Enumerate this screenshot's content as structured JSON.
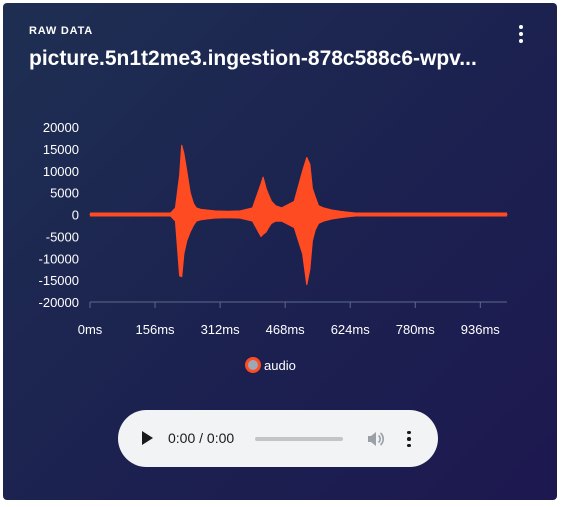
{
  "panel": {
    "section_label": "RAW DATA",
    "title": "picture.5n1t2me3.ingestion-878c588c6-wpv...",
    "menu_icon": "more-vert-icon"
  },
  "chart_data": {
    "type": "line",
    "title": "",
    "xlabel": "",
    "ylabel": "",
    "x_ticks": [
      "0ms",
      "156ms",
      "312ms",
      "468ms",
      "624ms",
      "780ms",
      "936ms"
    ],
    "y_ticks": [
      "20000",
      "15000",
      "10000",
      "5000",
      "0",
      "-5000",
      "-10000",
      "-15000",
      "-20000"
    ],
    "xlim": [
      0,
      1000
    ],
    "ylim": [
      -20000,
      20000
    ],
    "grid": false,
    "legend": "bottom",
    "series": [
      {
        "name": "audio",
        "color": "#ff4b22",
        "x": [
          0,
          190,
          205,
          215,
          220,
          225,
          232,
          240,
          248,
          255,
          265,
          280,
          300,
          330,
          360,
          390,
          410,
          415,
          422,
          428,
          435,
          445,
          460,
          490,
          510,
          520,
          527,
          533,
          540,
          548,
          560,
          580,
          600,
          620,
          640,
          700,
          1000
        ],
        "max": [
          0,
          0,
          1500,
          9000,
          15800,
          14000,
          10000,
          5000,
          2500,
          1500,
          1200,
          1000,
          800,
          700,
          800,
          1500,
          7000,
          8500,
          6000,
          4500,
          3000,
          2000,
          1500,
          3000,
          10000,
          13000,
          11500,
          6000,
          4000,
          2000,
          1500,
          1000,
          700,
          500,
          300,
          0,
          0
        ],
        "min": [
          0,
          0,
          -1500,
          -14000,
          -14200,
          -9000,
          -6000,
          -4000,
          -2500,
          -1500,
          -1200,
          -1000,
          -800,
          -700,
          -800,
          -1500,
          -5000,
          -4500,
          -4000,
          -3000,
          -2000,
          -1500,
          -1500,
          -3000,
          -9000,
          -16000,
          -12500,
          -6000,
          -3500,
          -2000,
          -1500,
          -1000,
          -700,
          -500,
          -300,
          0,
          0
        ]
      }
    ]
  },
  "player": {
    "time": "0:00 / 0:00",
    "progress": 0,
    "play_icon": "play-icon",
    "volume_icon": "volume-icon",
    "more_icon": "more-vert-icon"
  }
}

**What this task involves:**
Using the entries above, return each line in which the word "title" occurs.

**Exercise output:**
    "title": "picture.5n1t2me3.ingestion-878c588c6-wpv...",
    "title": "",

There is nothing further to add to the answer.